* What this task involves
Could you write out every entry exactly as it stands?
[start Entries shown]
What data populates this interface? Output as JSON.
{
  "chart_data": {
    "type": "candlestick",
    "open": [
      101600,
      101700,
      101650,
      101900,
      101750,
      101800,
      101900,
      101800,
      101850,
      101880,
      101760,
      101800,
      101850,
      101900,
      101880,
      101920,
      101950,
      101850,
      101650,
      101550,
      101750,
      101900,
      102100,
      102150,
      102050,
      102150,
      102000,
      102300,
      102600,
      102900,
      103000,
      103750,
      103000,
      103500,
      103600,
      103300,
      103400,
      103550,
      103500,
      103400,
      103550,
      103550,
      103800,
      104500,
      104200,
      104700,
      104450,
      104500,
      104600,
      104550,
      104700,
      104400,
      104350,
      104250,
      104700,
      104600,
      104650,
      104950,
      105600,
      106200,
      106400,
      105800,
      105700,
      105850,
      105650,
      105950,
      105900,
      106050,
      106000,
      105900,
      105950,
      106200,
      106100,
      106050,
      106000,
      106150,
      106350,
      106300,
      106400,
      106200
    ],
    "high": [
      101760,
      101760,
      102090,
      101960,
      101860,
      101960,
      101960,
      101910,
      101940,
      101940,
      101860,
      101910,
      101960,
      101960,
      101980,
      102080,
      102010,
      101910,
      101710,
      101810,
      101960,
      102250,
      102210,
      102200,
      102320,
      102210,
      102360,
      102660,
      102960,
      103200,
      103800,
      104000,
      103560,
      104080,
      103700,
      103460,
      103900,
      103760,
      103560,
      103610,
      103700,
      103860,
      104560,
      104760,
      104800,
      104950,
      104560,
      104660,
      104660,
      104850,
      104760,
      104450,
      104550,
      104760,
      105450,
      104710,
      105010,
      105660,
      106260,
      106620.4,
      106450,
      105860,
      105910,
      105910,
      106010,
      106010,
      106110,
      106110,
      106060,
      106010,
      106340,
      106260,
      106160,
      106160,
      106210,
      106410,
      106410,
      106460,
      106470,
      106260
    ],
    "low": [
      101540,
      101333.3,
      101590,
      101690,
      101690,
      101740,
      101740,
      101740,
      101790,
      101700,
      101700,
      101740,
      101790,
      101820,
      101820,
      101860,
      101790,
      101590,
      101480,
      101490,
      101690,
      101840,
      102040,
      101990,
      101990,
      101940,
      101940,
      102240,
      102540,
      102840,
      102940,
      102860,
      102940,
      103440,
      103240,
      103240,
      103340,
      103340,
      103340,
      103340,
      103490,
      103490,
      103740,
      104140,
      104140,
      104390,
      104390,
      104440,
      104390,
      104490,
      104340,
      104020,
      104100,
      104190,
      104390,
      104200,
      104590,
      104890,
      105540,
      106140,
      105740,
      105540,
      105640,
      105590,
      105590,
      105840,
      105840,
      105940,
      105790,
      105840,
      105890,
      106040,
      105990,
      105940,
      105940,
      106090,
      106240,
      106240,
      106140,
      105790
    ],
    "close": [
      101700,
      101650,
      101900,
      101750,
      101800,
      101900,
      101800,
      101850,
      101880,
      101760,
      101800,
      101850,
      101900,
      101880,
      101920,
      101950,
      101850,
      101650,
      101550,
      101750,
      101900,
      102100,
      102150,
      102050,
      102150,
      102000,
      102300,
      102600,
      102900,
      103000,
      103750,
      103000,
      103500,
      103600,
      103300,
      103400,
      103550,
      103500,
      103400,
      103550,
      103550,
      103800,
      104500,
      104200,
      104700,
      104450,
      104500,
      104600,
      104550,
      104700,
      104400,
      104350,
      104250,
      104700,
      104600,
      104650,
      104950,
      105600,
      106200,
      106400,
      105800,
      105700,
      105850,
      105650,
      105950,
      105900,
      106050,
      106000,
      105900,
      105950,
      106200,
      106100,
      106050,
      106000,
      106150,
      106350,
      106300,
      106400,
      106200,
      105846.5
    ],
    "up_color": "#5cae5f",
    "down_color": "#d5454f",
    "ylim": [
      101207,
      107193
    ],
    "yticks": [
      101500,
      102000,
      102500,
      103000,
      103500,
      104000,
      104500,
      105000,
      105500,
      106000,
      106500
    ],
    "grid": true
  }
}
[end Entries shown]
* Response to the exercise
What data populates this interface? Output as JSON.
{
  "chart_data": {
    "type": "candlestick",
    "open": [
      101600,
      101700,
      101650,
      101900,
      101750,
      101800,
      101900,
      101800,
      101850,
      101880,
      101760,
      101800,
      101850,
      101900,
      101880,
      101920,
      101950,
      101850,
      101650,
      101550,
      101750,
      101900,
      102100,
      102150,
      102050,
      102150,
      102000,
      102300,
      102600,
      102900,
      103000,
      103750,
      103000,
      103500,
      103600,
      103300,
      103400,
      103550,
      103500,
      103400,
      103550,
      103550,
      103800,
      104500,
      104200,
      104700,
      104450,
      104500,
      104600,
      104550,
      104700,
      104400,
      104350,
      104250,
      104700,
      104600,
      104650,
      104950,
      105600,
      106200,
      106400,
      105800,
      105700,
      105850,
      105650,
      105950,
      105900,
      106050,
      106000,
      105900,
      105950,
      106200,
      106100,
      106050,
      106000,
      106150,
      106350,
      106300,
      106400,
      106200
    ],
    "high": [
      101760,
      101760,
      102090,
      101960,
      101860,
      101960,
      101960,
      101910,
      101940,
      101940,
      101860,
      101910,
      101960,
      101960,
      101980,
      102080,
      102010,
      101910,
      101710,
      101810,
      101960,
      102250,
      102210,
      102200,
      102320,
      102210,
      102360,
      102660,
      102960,
      103200,
      103800,
      104000,
      103560,
      104080,
      103700,
      103460,
      103900,
      103760,
      103560,
      103610,
      103700,
      103860,
      104560,
      104760,
      104800,
      104950,
      104560,
      104660,
      104660,
      104850,
      104760,
      104450,
      104550,
      104760,
      105450,
      104710,
      105010,
      105660,
      106260,
      106620.4,
      106450,
      105860,
      105910,
      105910,
      106010,
      106010,
      106110,
      106110,
      106060,
      106010,
      106340,
      106260,
      106160,
      106160,
      106210,
      106410,
      106410,
      106460,
      106470,
      106260
    ],
    "low": [
      101540,
      101333.3,
      101590,
      101690,
      101690,
      101740,
      101740,
      101740,
      101790,
      101700,
      101700,
      101740,
      101790,
      101820,
      101820,
      101860,
      101790,
      101590,
      101480,
      101490,
      101690,
      101840,
      102040,
      101990,
      101990,
      101940,
      101940,
      102240,
      102540,
      102840,
      102940,
      102860,
      102940,
      103440,
      103240,
      103240,
      103340,
      103340,
      103340,
      103340,
      103490,
      103490,
      103740,
      104140,
      104140,
      104390,
      104390,
      104440,
      104390,
      104490,
      104340,
      104020,
      104100,
      104190,
      104390,
      104200,
      104590,
      104890,
      105540,
      106140,
      105740,
      105540,
      105640,
      105590,
      105590,
      105840,
      105840,
      105940,
      105790,
      105840,
      105890,
      106040,
      105990,
      105940,
      105940,
      106090,
      106240,
      106240,
      106140,
      105790
    ],
    "close": [
      101700,
      101650,
      101900,
      101750,
      101800,
      101900,
      101800,
      101850,
      101880,
      101760,
      101800,
      101850,
      101900,
      101880,
      101920,
      101950,
      101850,
      101650,
      101550,
      101750,
      101900,
      102100,
      102150,
      102050,
      102150,
      102000,
      102300,
      102600,
      102900,
      103000,
      103750,
      103000,
      103500,
      103600,
      103300,
      103400,
      103550,
      103500,
      103400,
      103550,
      103550,
      103800,
      104500,
      104200,
      104700,
      104450,
      104500,
      104600,
      104550,
      104700,
      104400,
      104350,
      104250,
      104700,
      104600,
      104650,
      104950,
      105600,
      106200,
      106400,
      105800,
      105700,
      105850,
      105650,
      105950,
      105900,
      106050,
      106000,
      105900,
      105950,
      106200,
      106100,
      106050,
      106000,
      106150,
      106350,
      106300,
      106400,
      106200,
      105846.5
    ],
    "up_color": "#5cae5f",
    "down_color": "#d5454f",
    "ylim": [
      101207,
      107193
    ],
    "yticks": [
      101500,
      102000,
      102500,
      103000,
      103500,
      104000,
      104500,
      105000,
      105500,
      106000,
      106500
    ],
    "grid": true
  }
}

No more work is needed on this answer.